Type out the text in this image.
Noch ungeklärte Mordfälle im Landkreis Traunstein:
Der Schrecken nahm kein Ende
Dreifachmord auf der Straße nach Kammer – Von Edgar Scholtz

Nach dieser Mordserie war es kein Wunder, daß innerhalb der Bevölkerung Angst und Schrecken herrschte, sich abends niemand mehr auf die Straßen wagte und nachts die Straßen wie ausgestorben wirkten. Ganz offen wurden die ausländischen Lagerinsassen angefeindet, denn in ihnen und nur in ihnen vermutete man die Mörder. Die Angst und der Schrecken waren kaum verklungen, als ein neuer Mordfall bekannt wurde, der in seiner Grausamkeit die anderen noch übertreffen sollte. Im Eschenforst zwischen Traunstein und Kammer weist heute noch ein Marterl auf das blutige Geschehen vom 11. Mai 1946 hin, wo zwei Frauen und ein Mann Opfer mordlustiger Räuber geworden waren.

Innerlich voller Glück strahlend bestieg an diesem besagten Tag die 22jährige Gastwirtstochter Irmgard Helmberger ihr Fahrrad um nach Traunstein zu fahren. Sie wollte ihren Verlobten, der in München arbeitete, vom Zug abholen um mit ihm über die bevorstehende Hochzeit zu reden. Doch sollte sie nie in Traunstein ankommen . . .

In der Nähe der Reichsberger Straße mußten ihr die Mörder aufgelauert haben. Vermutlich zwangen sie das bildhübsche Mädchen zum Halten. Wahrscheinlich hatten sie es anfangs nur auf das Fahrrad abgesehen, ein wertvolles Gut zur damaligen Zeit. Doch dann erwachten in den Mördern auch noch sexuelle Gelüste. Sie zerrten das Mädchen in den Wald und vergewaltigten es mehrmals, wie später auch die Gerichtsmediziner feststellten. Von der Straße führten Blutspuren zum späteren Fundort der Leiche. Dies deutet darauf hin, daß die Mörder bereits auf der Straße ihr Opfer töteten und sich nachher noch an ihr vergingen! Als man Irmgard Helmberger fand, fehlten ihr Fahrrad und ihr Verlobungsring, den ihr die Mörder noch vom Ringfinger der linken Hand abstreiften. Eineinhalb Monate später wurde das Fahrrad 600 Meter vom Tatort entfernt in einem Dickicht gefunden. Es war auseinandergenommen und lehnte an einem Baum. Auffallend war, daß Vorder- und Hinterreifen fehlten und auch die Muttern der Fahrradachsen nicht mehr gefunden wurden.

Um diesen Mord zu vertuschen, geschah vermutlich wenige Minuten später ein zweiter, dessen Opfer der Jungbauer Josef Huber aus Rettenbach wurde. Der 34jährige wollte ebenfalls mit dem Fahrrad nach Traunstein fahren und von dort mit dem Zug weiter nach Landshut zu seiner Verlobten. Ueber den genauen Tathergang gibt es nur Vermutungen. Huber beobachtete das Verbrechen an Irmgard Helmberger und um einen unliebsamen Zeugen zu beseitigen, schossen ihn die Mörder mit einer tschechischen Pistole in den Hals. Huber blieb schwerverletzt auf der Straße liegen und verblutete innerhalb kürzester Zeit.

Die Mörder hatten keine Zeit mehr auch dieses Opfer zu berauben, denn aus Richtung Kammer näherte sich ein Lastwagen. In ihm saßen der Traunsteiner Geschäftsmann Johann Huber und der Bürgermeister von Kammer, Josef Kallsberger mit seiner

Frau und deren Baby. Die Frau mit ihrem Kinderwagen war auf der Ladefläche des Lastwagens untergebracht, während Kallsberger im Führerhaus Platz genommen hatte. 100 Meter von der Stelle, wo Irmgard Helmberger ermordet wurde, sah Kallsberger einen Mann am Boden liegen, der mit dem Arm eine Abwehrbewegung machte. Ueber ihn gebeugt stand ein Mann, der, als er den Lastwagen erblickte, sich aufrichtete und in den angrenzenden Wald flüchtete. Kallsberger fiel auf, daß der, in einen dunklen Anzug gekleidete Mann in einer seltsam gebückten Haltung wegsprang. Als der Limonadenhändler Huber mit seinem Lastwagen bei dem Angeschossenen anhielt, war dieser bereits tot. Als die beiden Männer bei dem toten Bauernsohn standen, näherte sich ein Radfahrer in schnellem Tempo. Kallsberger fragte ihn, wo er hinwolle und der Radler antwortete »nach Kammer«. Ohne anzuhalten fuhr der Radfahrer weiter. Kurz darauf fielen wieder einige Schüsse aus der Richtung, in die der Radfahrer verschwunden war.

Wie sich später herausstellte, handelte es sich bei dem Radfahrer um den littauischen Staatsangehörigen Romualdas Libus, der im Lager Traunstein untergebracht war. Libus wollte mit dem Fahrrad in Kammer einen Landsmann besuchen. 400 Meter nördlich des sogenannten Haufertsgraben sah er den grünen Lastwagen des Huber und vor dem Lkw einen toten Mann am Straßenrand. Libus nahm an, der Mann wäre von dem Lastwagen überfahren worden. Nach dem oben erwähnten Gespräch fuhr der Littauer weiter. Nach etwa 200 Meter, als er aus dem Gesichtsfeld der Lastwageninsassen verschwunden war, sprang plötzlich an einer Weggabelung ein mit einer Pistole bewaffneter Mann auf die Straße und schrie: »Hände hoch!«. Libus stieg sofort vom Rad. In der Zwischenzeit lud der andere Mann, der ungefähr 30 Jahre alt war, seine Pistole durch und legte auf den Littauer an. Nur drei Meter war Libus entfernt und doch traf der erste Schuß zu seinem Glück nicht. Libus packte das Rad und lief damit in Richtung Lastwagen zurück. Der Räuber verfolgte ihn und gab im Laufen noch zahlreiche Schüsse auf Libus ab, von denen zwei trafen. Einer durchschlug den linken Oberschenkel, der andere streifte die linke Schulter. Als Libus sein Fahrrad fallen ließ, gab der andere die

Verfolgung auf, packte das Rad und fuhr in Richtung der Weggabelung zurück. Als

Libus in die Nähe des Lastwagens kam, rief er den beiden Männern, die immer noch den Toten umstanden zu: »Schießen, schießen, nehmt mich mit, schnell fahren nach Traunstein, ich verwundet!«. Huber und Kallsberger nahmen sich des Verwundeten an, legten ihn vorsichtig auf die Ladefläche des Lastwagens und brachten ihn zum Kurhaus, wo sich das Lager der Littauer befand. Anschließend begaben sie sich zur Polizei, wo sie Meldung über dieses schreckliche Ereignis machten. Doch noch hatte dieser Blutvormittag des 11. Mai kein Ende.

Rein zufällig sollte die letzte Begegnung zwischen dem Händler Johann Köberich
----------
Select every line of the material above holding the word "Schrecken" and copy it.

Der Schrecken nahm kein Ende
Nach dieser Mordserie war es kein Wunder, daß innerhalb der Bevölkerung Angst und Schrecken herrschte, sich abends niemand mehr auf die Straßen wagte und nachts die Straßen wie ausgestorben wirkten. Ganz offen wurden die ausländischen Lagerinsassen angefeindet, denn in ihnen und nur in ihnen vermutete man die Mörder. Die Angst und der Schrecken waren kaum verklungen, als ein neuer Mordfall bekannt wurde, der in seiner Grausamkeit die anderen noch übertreffen sollte. Im Eschenforst zwischen Traunstein und Kammer weist heute noch ein Marterl auf das blutige Geschehen vom 11. Mai 1946 hin, wo zwei Frauen und ein Mann Opfer mordlustiger Räuber geworden waren.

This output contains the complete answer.